§ AIM:
From the listing below, pull out all lines with "Κορίνθῳ" in them.

Saved entries:
--------------------------------
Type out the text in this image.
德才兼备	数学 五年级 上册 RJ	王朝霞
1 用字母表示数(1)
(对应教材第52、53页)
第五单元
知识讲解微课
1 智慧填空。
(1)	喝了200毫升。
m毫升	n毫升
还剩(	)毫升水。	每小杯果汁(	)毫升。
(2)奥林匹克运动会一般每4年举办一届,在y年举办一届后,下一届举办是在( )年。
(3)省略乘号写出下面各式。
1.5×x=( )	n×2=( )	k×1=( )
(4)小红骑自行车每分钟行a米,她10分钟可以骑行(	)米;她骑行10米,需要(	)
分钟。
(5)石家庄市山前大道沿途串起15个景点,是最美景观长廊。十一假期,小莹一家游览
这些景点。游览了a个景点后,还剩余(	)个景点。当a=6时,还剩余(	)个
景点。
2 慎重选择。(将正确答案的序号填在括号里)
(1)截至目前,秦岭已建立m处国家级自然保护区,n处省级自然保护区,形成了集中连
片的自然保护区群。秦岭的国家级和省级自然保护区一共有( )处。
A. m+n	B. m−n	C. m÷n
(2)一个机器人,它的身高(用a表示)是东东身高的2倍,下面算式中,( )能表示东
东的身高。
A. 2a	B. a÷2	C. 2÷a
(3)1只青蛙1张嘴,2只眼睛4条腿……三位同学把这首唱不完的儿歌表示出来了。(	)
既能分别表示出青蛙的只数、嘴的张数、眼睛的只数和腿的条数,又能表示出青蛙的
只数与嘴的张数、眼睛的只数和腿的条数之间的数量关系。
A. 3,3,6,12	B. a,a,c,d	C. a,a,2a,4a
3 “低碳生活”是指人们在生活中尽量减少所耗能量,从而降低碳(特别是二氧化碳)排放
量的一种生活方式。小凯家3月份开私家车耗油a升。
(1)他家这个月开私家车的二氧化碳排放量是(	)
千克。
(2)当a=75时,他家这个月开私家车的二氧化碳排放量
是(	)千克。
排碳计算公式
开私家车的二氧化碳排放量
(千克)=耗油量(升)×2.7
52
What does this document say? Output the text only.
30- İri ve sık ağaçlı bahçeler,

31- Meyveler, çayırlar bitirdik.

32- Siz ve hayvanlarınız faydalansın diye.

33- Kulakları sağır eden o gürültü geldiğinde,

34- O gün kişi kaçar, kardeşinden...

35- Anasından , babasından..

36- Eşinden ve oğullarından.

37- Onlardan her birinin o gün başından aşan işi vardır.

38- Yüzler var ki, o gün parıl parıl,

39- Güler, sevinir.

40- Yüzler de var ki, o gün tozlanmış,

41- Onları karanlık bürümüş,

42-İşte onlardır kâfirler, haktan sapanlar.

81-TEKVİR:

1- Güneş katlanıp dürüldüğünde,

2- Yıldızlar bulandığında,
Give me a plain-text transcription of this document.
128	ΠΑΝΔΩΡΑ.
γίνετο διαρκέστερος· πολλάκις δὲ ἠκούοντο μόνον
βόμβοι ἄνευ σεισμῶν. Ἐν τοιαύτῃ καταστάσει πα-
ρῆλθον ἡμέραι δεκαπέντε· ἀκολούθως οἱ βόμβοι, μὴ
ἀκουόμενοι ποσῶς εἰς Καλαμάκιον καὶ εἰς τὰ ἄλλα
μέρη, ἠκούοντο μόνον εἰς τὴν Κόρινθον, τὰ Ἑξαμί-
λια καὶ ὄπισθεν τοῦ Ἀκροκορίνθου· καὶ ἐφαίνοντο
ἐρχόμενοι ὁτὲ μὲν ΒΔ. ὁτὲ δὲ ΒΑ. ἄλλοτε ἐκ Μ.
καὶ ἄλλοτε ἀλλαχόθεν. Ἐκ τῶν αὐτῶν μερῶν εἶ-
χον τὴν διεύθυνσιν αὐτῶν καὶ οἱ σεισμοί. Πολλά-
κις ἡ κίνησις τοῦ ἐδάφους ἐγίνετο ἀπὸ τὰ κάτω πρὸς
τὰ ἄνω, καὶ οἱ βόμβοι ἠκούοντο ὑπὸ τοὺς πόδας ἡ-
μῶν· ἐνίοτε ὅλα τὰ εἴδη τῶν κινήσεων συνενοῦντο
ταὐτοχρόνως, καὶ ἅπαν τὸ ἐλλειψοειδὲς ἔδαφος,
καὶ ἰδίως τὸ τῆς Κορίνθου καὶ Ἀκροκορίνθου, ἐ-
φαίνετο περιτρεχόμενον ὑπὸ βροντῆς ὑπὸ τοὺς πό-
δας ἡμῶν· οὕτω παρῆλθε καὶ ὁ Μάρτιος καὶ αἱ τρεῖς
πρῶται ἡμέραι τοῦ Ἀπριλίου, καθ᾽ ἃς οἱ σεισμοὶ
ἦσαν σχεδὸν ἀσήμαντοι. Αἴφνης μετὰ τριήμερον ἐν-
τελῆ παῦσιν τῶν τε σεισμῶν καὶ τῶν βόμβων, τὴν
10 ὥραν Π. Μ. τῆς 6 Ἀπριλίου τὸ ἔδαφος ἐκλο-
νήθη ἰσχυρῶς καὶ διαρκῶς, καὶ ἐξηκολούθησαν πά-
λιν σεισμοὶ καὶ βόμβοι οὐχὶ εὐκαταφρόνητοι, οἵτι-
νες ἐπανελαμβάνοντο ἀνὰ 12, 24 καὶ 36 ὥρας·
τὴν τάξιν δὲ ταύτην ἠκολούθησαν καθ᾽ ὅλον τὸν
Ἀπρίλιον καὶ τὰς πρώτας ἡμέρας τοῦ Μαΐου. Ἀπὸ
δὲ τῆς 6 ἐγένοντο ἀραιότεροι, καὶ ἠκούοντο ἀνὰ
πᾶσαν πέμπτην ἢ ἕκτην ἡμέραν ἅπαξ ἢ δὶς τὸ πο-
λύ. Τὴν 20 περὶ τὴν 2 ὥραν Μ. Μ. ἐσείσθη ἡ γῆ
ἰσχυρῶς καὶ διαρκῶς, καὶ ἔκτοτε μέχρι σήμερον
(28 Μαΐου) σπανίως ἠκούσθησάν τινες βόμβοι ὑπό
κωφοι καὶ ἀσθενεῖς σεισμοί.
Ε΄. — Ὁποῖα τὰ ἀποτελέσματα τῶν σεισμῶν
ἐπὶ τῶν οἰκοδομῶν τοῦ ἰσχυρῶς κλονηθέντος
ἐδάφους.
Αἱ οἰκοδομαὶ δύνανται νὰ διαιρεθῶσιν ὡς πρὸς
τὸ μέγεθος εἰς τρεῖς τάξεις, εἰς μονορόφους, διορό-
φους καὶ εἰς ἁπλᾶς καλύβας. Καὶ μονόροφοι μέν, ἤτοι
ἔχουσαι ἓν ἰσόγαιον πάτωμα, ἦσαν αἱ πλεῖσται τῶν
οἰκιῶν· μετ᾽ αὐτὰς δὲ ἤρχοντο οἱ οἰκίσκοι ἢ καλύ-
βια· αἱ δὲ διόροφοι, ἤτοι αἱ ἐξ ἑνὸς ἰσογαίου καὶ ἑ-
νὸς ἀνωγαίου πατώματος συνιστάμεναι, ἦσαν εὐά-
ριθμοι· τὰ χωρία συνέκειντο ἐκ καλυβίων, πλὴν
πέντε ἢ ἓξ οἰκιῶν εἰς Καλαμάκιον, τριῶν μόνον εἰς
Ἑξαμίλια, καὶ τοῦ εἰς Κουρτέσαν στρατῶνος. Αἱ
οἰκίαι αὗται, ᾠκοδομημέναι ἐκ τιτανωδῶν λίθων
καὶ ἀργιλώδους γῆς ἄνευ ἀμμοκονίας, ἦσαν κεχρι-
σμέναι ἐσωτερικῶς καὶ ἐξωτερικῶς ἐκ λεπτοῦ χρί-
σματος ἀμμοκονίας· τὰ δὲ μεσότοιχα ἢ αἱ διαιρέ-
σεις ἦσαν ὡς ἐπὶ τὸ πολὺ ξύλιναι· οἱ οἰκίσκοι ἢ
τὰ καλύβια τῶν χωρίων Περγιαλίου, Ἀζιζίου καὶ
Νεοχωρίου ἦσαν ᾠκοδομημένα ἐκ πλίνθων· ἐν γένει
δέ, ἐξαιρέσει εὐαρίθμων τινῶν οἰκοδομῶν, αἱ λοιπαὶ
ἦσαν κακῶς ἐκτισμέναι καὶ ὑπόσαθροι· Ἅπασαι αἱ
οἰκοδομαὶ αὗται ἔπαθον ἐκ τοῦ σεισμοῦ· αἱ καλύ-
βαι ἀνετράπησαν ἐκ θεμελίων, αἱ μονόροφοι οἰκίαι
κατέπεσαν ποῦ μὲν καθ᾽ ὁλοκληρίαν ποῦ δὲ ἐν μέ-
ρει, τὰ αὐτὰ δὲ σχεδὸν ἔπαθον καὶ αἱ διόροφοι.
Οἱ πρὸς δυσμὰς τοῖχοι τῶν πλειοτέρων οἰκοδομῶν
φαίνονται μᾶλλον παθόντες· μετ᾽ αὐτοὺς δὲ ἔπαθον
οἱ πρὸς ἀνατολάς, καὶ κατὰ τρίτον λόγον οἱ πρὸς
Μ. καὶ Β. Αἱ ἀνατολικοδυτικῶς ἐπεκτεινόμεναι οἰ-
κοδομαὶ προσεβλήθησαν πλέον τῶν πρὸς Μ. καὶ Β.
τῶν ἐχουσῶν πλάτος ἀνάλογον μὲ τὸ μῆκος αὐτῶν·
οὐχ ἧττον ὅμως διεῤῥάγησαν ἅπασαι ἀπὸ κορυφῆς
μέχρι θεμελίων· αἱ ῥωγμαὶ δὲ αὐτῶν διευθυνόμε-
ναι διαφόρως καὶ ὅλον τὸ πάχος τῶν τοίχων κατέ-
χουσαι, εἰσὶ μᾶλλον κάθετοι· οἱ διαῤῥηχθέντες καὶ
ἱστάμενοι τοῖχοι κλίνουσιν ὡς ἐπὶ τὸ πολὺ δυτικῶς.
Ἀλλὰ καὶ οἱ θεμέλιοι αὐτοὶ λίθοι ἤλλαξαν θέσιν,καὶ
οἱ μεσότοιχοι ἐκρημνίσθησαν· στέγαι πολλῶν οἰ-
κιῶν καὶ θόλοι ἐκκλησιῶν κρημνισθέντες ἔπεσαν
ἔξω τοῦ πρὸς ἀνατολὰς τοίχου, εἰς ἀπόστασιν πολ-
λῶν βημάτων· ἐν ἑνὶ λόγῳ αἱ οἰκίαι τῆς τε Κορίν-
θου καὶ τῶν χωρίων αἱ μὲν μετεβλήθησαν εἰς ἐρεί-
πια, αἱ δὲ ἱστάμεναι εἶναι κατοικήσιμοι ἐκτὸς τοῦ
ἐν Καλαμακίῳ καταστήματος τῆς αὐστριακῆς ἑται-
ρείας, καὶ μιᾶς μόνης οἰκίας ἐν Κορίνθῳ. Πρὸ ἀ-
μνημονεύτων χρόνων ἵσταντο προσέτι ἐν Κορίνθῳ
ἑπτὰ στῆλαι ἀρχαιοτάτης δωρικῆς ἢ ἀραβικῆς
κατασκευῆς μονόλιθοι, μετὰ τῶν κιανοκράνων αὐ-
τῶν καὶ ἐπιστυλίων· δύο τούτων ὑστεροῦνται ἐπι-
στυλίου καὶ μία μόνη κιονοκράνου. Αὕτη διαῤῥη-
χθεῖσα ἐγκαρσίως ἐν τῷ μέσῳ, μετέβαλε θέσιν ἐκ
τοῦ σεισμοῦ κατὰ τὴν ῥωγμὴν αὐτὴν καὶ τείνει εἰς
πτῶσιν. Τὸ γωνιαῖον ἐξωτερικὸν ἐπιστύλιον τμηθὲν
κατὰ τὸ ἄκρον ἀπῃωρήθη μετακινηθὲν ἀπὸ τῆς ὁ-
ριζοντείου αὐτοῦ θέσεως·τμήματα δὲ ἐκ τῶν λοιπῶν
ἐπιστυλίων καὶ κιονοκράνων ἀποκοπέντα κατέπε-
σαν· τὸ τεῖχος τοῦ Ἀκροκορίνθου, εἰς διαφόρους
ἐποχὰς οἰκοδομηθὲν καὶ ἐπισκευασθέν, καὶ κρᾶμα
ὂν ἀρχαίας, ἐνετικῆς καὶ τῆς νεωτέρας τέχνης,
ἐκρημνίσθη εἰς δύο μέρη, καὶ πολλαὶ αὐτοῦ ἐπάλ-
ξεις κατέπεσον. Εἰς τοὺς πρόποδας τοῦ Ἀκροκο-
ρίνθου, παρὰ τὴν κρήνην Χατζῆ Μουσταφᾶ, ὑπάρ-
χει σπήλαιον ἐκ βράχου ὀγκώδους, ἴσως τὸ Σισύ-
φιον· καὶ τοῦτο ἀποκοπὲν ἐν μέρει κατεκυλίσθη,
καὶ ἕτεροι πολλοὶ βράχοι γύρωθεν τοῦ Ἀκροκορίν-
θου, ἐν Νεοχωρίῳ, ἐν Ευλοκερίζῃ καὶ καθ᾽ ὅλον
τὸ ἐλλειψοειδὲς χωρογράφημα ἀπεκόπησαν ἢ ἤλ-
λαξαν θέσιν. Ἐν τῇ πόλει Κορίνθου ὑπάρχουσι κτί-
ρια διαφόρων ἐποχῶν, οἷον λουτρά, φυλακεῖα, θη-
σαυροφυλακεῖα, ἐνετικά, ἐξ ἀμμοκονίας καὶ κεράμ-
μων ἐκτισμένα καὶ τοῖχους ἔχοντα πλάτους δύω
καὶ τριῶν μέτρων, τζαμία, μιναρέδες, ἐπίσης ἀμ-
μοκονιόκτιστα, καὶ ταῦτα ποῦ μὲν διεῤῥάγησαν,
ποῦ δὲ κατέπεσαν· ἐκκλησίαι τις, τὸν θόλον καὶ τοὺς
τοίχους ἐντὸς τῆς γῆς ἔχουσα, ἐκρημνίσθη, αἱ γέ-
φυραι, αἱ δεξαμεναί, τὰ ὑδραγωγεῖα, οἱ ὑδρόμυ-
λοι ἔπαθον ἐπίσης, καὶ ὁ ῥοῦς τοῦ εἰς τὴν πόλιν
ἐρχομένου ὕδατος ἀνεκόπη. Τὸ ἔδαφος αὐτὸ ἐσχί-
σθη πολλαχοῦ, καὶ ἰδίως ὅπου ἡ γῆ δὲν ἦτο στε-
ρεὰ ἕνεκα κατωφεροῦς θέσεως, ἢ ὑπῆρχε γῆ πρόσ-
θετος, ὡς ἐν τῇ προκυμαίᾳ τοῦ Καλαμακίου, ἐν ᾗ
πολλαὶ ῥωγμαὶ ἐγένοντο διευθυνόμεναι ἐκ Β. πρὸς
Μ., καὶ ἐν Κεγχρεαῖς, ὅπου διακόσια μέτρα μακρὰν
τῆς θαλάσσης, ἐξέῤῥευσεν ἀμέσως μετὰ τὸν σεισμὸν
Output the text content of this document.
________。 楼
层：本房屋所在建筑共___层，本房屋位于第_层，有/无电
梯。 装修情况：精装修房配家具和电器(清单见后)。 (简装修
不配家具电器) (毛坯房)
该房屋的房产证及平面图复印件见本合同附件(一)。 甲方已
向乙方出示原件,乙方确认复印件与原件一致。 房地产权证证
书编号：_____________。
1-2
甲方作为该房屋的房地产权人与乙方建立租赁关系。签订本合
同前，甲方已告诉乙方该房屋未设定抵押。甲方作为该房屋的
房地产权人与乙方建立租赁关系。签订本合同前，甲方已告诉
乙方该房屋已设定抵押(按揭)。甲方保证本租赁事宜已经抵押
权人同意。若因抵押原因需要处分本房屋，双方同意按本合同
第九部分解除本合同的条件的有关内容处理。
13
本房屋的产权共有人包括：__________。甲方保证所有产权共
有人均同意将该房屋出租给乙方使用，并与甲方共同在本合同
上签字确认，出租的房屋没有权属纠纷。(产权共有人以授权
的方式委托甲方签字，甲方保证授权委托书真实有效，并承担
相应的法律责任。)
--------------------------------
§ WRITTEN REPLY:
ρείας, καὶ μιᾶς μόνης οἰκίας ἐν Κορίνθῳ. Πρὸ ἀ-
μνημονεύτων χρόνων ἵσταντο προσέτι ἐν Κορίνθῳ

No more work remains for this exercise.